## Aim
Repeat all the records exactly, omitting pictures.

Collected data entries:
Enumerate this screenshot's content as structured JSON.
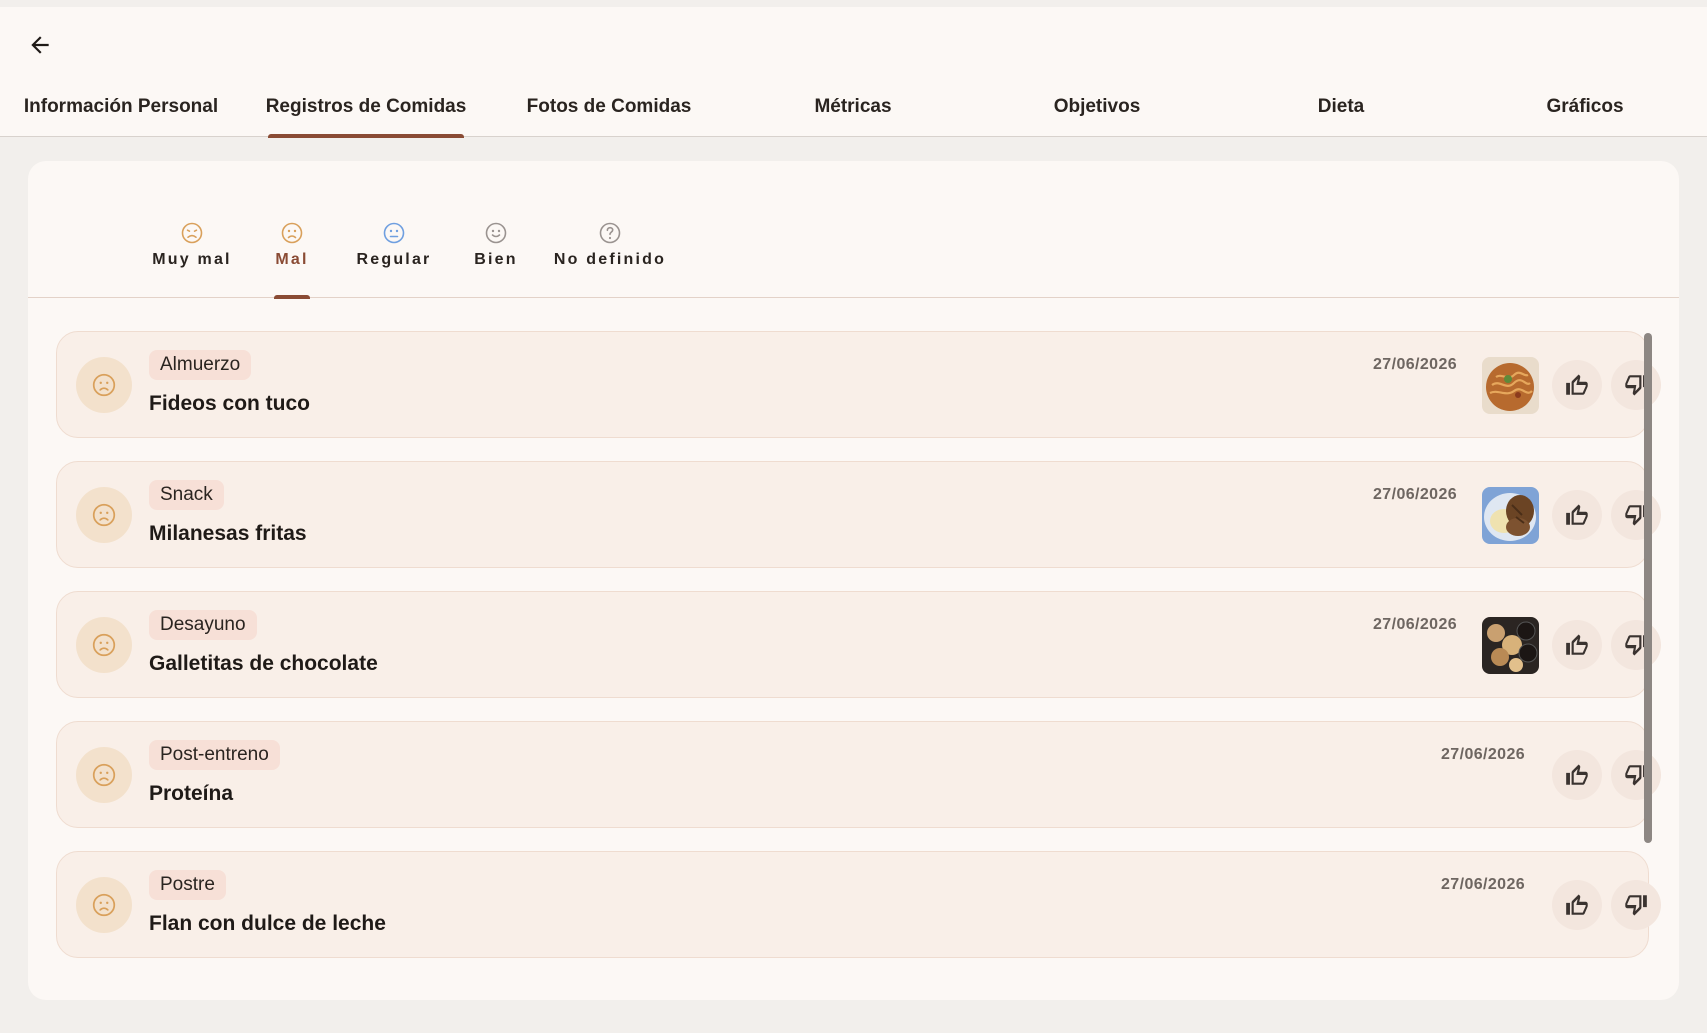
{
  "tabs": [
    {
      "label": "Información Personal"
    },
    {
      "label": "Registros de Comidas"
    },
    {
      "label": "Fotos de Comidas"
    },
    {
      "label": "Métricas"
    },
    {
      "label": "Objetivos"
    },
    {
      "label": "Dieta"
    },
    {
      "label": "Gráficos"
    }
  ],
  "active_tab": "Registros de Comidas",
  "filters": [
    {
      "label": "Muy mal",
      "icon": "very-sad-face-icon",
      "color": "#d9a05b"
    },
    {
      "label": "Mal",
      "icon": "sad-face-icon",
      "color": "#d9a05b"
    },
    {
      "label": "Regular",
      "icon": "neutral-face-icon",
      "color": "#6f9fe0"
    },
    {
      "label": "Bien",
      "icon": "happy-face-icon",
      "color": "#9a9390"
    },
    {
      "label": "No definido",
      "icon": "question-icon",
      "color": "#9a9390"
    }
  ],
  "active_filter": "Mal",
  "meals": [
    {
      "type": "Almuerzo",
      "name": "Fideos con tuco",
      "date": "27/06/2026",
      "has_photo": true
    },
    {
      "type": "Snack",
      "name": "Milanesas fritas",
      "date": "27/06/2026",
      "has_photo": true
    },
    {
      "type": "Desayuno",
      "name": "Galletitas de chocolate",
      "date": "27/06/2026",
      "has_photo": true
    },
    {
      "type": "Post-entreno",
      "name": "Proteína",
      "date": "27/06/2026",
      "has_photo": false
    },
    {
      "type": "Postre",
      "name": "Flan con dulce de leche",
      "date": "27/06/2026",
      "has_photo": false
    }
  ],
  "colors": {
    "accent": "#8a4b34",
    "mood_icon": "#d9a05b",
    "card_bg": "#f9efe8",
    "chip_bg": "#f7e0d7"
  }
}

## Full solution
Enumerate this screenshot's content as structured JSON.
{
  "tabs": [
    {
      "label": "Información Personal"
    },
    {
      "label": "Registros de Comidas"
    },
    {
      "label": "Fotos de Comidas"
    },
    {
      "label": "Métricas"
    },
    {
      "label": "Objetivos"
    },
    {
      "label": "Dieta"
    },
    {
      "label": "Gráficos"
    }
  ],
  "active_tab": "Registros de Comidas",
  "filters": [
    {
      "label": "Muy mal",
      "icon": "very-sad-face-icon",
      "color": "#d9a05b"
    },
    {
      "label": "Mal",
      "icon": "sad-face-icon",
      "color": "#d9a05b"
    },
    {
      "label": "Regular",
      "icon": "neutral-face-icon",
      "color": "#6f9fe0"
    },
    {
      "label": "Bien",
      "icon": "happy-face-icon",
      "color": "#9a9390"
    },
    {
      "label": "No definido",
      "icon": "question-icon",
      "color": "#9a9390"
    }
  ],
  "active_filter": "Mal",
  "meals": [
    {
      "type": "Almuerzo",
      "name": "Fideos con tuco",
      "date": "27/06/2026",
      "has_photo": true
    },
    {
      "type": "Snack",
      "name": "Milanesas fritas",
      "date": "27/06/2026",
      "has_photo": true
    },
    {
      "type": "Desayuno",
      "name": "Galletitas de chocolate",
      "date": "27/06/2026",
      "has_photo": true
    },
    {
      "type": "Post-entreno",
      "name": "Proteína",
      "date": "27/06/2026",
      "has_photo": false
    },
    {
      "type": "Postre",
      "name": "Flan con dulce de leche",
      "date": "27/06/2026",
      "has_photo": false
    }
  ],
  "colors": {
    "accent": "#8a4b34",
    "mood_icon": "#d9a05b",
    "card_bg": "#f9efe8",
    "chip_bg": "#f7e0d7"
  }
}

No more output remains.